■ Listed entries ■
____

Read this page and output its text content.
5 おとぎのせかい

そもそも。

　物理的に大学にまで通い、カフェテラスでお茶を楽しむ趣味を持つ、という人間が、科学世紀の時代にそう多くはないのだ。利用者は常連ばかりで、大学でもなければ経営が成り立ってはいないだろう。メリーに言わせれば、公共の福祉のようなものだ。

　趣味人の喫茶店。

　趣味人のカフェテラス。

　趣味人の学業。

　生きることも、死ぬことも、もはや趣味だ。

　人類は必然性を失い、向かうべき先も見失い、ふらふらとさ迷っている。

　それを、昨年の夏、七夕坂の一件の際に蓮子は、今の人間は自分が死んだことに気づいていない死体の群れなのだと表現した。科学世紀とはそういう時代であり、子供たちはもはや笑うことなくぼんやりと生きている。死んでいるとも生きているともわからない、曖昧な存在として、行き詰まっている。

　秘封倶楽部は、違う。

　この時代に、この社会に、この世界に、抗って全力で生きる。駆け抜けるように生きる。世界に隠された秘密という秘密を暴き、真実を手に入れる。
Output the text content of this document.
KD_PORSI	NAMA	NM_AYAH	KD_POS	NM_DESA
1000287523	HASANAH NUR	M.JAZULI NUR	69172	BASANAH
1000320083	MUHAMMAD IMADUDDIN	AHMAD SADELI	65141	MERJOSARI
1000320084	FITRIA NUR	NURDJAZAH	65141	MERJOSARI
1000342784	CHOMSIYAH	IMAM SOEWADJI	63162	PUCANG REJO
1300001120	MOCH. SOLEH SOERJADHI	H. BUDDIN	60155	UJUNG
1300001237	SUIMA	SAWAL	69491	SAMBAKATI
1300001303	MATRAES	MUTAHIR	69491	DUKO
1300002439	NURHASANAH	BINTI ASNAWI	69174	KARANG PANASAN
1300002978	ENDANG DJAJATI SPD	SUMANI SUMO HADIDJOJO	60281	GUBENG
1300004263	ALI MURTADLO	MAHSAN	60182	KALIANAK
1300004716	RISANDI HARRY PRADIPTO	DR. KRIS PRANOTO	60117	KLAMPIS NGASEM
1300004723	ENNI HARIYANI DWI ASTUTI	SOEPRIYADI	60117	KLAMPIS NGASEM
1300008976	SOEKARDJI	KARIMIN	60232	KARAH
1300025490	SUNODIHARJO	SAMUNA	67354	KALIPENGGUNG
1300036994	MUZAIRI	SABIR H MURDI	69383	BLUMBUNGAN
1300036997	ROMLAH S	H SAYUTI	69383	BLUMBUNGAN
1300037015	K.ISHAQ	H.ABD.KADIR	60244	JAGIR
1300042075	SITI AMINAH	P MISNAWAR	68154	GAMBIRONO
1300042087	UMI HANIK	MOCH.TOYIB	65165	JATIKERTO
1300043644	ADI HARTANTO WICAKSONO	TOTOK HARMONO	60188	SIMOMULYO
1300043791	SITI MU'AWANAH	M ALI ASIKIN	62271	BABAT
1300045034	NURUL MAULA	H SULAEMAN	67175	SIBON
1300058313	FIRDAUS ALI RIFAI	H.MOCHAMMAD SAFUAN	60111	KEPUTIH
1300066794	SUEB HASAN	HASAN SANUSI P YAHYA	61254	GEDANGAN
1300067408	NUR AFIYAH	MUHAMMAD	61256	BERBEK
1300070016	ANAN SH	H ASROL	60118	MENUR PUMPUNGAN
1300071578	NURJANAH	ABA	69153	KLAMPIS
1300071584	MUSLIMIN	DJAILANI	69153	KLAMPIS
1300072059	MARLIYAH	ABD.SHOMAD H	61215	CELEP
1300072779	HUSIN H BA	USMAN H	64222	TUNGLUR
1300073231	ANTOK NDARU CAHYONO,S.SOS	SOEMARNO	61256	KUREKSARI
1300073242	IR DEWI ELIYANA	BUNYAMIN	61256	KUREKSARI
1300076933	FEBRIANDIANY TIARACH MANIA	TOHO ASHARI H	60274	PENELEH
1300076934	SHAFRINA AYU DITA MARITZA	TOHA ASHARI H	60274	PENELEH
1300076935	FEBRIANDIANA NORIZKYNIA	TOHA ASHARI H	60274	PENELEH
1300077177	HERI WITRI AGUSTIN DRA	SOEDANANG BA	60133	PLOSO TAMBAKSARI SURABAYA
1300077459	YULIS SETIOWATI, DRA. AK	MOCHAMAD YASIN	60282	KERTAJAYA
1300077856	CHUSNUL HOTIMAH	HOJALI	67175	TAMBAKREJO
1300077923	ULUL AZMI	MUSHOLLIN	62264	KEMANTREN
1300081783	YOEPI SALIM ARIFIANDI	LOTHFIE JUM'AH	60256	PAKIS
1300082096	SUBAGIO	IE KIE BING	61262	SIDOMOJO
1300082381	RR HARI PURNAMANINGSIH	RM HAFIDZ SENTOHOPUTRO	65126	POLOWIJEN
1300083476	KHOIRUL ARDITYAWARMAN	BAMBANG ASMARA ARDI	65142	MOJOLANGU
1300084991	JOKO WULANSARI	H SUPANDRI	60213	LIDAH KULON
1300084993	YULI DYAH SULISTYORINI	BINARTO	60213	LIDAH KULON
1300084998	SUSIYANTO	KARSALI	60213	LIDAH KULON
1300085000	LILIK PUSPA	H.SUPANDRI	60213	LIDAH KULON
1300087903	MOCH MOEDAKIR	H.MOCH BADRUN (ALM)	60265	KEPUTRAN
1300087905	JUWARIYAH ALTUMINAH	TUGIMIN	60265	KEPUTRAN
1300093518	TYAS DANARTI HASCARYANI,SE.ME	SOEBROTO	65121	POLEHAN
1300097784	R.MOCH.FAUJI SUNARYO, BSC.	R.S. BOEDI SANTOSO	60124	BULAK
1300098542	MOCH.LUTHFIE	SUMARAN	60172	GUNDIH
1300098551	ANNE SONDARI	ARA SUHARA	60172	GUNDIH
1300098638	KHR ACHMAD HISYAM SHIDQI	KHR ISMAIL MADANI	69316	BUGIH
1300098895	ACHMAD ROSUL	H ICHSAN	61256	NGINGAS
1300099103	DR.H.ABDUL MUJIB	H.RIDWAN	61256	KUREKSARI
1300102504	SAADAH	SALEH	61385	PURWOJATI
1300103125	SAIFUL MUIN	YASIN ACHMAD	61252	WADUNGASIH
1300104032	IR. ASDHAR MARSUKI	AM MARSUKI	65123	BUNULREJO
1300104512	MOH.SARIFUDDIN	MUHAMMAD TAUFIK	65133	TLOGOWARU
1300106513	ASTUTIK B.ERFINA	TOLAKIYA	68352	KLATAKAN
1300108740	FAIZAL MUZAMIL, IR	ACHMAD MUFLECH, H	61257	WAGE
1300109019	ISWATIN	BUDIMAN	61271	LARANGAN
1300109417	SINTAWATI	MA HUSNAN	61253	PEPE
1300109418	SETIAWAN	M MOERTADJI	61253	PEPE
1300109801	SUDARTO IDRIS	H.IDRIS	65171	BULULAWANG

____

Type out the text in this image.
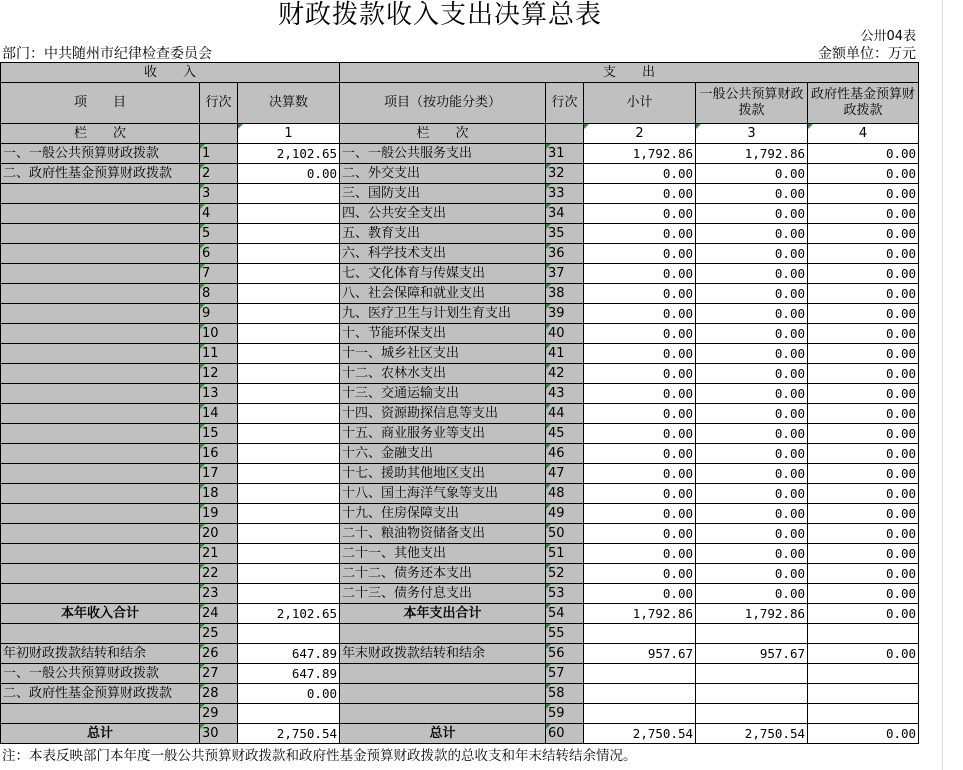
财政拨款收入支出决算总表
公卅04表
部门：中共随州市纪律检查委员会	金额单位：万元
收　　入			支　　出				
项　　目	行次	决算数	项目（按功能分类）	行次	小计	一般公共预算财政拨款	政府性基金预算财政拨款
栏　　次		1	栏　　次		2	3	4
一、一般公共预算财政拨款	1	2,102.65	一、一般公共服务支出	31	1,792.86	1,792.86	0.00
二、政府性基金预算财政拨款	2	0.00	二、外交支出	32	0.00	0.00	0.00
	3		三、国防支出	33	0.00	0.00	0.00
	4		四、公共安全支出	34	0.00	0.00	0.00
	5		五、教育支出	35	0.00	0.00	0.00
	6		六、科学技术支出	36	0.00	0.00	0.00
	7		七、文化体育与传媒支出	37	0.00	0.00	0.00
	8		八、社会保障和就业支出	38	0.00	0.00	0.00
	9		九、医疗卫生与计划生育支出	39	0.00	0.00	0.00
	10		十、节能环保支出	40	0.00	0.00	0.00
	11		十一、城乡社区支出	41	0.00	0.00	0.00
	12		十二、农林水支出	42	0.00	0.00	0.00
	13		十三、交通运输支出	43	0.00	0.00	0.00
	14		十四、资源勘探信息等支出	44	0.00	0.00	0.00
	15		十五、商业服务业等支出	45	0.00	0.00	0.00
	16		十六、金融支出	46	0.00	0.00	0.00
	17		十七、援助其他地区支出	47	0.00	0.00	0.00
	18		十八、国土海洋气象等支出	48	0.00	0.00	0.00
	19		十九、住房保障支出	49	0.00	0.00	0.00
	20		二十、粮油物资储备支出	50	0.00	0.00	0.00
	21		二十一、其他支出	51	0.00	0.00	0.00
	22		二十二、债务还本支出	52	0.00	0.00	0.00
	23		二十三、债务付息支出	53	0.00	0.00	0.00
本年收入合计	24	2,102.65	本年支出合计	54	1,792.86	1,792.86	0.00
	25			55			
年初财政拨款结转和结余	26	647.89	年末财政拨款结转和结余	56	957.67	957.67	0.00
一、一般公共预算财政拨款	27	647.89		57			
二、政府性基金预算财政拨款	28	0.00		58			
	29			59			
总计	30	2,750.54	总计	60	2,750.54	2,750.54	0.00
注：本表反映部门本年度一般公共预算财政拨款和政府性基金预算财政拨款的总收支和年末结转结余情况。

____

■ The request ■
Locate all lines that include the word "text" and copy them out.

■ Solution to this task ■
Read this page and output its text content.
Output the text content of this document.
Type out the text in this image.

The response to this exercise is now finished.